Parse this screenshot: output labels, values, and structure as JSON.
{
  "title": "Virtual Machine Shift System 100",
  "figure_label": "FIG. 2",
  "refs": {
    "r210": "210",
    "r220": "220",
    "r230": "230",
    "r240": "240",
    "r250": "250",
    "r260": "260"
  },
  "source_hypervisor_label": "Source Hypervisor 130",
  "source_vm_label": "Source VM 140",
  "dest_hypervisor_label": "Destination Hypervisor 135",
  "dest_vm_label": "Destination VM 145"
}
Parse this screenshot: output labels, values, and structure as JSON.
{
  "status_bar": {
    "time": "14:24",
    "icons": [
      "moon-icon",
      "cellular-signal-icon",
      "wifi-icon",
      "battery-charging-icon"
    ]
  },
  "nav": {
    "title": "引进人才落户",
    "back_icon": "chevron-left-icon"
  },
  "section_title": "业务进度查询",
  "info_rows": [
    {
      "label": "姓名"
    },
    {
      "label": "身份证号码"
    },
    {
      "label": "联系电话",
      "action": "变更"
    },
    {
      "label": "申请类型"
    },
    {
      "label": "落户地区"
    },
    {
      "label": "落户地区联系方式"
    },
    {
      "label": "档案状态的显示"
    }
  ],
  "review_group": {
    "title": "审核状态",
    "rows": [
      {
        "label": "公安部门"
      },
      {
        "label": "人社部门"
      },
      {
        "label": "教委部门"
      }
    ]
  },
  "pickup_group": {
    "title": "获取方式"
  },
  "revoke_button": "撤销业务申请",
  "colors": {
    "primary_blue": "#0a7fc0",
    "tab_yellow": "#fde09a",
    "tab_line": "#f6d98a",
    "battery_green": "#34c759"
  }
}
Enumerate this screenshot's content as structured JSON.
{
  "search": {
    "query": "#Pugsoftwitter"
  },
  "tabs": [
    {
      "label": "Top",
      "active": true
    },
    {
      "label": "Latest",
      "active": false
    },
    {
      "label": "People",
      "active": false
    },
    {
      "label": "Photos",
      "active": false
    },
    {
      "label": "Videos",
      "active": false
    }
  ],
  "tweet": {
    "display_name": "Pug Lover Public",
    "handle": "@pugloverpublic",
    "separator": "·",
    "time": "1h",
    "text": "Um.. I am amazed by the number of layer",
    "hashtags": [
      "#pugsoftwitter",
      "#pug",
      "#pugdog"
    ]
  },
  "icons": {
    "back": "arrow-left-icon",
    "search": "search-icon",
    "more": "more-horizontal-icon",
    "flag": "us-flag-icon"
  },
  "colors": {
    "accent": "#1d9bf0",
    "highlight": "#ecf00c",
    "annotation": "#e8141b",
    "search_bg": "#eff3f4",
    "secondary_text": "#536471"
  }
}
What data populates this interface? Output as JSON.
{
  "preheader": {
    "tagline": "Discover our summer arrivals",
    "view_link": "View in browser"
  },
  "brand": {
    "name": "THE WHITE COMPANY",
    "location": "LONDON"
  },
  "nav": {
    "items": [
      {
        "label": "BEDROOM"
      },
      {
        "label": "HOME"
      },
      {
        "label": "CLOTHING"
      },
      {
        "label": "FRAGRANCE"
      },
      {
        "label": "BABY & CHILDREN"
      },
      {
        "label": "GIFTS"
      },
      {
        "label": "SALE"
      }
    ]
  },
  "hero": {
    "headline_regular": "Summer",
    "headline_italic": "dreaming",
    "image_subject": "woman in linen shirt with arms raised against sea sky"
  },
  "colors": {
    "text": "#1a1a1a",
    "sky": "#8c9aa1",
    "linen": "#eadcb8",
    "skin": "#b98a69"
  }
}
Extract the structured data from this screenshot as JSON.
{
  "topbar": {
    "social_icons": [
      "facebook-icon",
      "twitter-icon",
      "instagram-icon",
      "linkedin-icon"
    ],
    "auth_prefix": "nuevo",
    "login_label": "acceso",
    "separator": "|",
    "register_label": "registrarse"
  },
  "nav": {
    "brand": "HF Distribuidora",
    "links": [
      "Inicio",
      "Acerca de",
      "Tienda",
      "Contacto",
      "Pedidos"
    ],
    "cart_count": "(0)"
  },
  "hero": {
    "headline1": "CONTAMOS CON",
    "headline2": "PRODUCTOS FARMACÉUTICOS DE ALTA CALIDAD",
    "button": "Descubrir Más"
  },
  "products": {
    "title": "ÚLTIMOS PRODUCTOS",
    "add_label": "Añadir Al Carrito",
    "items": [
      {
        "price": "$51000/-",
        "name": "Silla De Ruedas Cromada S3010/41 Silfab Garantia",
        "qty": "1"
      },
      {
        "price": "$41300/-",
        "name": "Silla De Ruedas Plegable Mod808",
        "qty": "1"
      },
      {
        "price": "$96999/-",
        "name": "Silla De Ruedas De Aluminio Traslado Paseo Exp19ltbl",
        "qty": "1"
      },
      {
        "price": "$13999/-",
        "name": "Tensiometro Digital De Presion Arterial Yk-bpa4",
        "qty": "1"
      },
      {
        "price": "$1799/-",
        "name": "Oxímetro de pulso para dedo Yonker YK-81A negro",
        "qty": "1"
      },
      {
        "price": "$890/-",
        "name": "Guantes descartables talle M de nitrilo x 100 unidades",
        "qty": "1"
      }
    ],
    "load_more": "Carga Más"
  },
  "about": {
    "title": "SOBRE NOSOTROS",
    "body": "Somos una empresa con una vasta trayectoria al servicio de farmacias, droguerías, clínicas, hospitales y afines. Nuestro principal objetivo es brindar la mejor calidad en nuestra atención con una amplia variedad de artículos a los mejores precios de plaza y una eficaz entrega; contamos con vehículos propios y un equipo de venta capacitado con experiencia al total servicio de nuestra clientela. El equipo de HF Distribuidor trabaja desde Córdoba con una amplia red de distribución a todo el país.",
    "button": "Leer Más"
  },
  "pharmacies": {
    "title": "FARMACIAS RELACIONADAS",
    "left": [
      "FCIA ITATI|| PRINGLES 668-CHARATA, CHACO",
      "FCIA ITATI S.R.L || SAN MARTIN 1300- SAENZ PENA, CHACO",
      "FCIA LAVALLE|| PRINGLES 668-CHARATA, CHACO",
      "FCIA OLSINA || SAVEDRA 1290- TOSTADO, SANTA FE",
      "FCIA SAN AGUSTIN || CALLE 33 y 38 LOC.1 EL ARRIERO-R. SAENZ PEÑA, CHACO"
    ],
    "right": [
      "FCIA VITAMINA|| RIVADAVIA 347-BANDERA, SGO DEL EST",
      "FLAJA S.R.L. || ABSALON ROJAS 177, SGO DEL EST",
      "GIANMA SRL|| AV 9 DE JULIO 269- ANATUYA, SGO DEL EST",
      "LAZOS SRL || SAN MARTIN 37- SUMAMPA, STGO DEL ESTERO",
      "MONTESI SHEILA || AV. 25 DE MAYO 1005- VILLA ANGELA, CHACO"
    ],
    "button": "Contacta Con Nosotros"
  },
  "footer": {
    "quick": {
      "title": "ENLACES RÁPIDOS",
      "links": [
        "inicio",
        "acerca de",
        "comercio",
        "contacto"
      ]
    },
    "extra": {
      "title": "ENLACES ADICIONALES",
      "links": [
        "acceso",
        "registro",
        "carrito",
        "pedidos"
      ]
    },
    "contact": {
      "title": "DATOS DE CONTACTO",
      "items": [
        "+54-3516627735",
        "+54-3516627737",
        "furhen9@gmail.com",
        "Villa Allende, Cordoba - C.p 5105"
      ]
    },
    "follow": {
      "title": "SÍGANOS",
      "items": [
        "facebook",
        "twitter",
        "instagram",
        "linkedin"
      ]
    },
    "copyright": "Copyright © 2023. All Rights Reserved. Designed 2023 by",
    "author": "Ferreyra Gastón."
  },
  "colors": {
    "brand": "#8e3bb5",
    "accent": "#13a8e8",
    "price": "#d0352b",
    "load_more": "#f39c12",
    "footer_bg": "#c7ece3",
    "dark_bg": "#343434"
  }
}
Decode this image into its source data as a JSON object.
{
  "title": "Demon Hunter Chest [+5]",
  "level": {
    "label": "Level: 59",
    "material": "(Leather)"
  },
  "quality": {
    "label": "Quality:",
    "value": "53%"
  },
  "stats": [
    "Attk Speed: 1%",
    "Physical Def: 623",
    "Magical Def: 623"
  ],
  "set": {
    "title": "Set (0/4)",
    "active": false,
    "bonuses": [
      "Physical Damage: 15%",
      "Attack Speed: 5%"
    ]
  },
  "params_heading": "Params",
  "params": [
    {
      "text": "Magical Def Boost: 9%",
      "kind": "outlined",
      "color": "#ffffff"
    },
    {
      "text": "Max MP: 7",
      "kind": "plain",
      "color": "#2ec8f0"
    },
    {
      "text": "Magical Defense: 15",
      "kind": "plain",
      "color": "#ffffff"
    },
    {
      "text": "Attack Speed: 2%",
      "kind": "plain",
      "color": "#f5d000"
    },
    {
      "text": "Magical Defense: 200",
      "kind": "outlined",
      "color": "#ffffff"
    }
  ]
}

──────────────────────────────

Repeat the line that contains "Decode this image", then every line after it until the records end, with nothing added.

*RESULT FOR THIS EXERCISE:*
Decode this image into its source data as a JSON object.
{
  "title": "Demon Hunter Chest [+5]",
  "level": {
    "label": "Level: 59",
    "material": "(Leather)"
  },
  "quality": {
    "label": "Quality:",
    "value": "53%"
  },
  "stats": [
    "Attk Speed: 1%",
    "Physical Def: 623",
    "Magical Def: 623"
  ],
  "set": {
    "title": "Set (0/4)",
    "active": false,
    "bonuses": [
      "Physical Damage: 15%",
      "Attack Speed: 5%"
    ]
  },
  "params_heading": "Params",
  "params": [
    {
      "text": "Magical Def Boost: 9%",
      "kind": "outlined",
      "color": "#ffffff"
    },
    {
      "text": "Max MP: 7",
      "kind": "plain",
      "color": "#2ec8f0"
    },
    {
      "text": "Magical Defense: 15",
      "kind": "plain",
      "color": "#ffffff"
    },
    {
      "text": "Attack Speed: 2%",
      "kind": "plain",
      "color": "#f5d000"
    },
    {
      "text": "Magical Defense: 200",
      "kind": "outlined",
      "color": "#ffffff"
    }
  ]
}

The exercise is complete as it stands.